* **ARTICLE**:
Physical characteristics
- Source: Aicken Range
- • location: Southern Alps / Kā Tiritiri o te Moana
- • coordinates: 42°52′50″S 171°39′27″E﻿ / ﻿42.8806°S 171.6574°E
- • elevation: 1,200 m (3,900 ft)
- Mouth: Ōtira River
- • location: Aickens
- • coordinates: 42°47′21″S 171°36′13″E﻿ / ﻿42.7891°S 171.6036°E
- • elevation: 285 m (935 ft)
- Length: 17 km (11 mi)

Basin features
- Progression: Deception River → Ōtira River → Taramakau River → Tasman Sea
- • left: Dorreen Creek, Shaffrey Creek, Gorge Creek, Foggy Creek, Twin Slip Creeks
- • right: Good Luck Creek, Spray Creek, Midday Creek, Tutu Creek, Twin Slip Creeks

= Deception River =

River in New Zealand

The Deception River is a river in New Zealand. It is a tributary of the West Coast's Ōtira River, flowing generally north for 17 km from its source on the slopes of Mount Franklin. It passes close to Goat Pass, which gives access to the Mingha River. Almost the entire length of the river is within the Arthur's Pass National Park.

The river was once called "Goat Creek". It was surveyed about 1900 as a possible alternative route for the Midland Line, and the surveyor warned that the water levels could be deceiving. About three months later, a flood from the river into the Otira Valley caused several thousand dollars' worth of damage to the railway, and the river was given its current name.

The Department of Conservation maintains a tramping track alongside the river, and it is part of the annual Coast to Coast race. Backcountry huts are available for trampers; one near Goat Pass and another a little further down the river.

* **GIVEN INFORMATION**:
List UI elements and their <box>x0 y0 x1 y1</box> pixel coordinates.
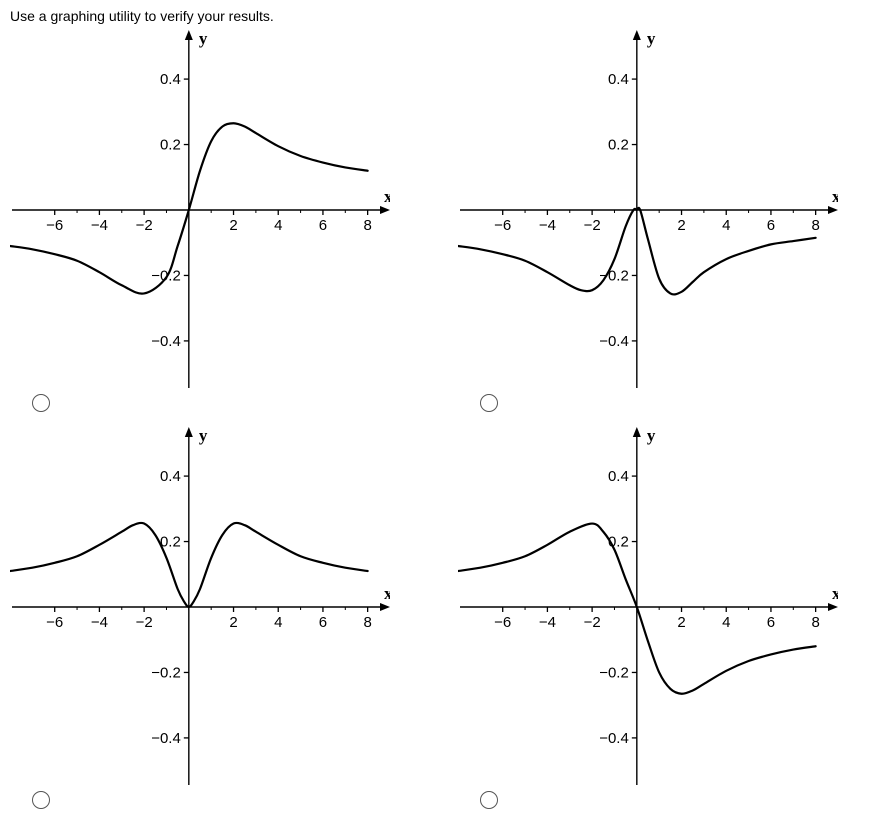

* **YOUR OBJECTIVE**:
Reproduce the full Deception River text word for word, from its opening header through the final sentence.

* **ANSWER TO THE TASK**:
Physical characteristics
- Source: Aicken Range
- • location: Southern Alps / Kā Tiritiri o te Moana
- • coordinates: 42°52′50″S 171°39′27″E﻿ / ﻿42.8806°S 171.6574°E
- • elevation: 1,200 m (3,900 ft)
- Mouth: Ōtira River
- • location: Aickens
- • coordinates: 42°47′21″S 171°36′13″E﻿ / ﻿42.7891°S 171.6036°E
- • elevation: 285 m (935 ft)
- Length: 17 km (11 mi)

Basin features
- Progression: Deception River → Ōtira River → Taramakau River → Tasman Sea
- • left: Dorreen Creek, Shaffrey Creek, Gorge Creek, Foggy Creek, Twin Slip Creeks
- • right: Good Luck Creek, Spray Creek, Midday Creek, Tutu Creek, Twin Slip Creeks

= Deception River =

River in New Zealand

The Deception River is a river in New Zealand. It is a tributary of the West Coast's Ōtira River, flowing generally north for 17 km from its source on the slopes of Mount Franklin. It passes close to Goat Pass, which gives access to the Mingha River. Almost the entire length of the river is within the Arthur's Pass National Park.

The river was once called "Goat Creek". It was surveyed about 1900 as a possible alternative route for the Midland Line, and the surveyor warned that the water levels could be deceiving. About three months later, a flood from the river into the Otira Valley caused several thousand dollars' worth of damage to the railway, and the river was given its current name.

The Department of Conservation maintains a tramping track alongside the river, and it is part of the annual Coast to Coast race. Backcountry huts are available for trampers; one near Goat Pass and another a little further down the river.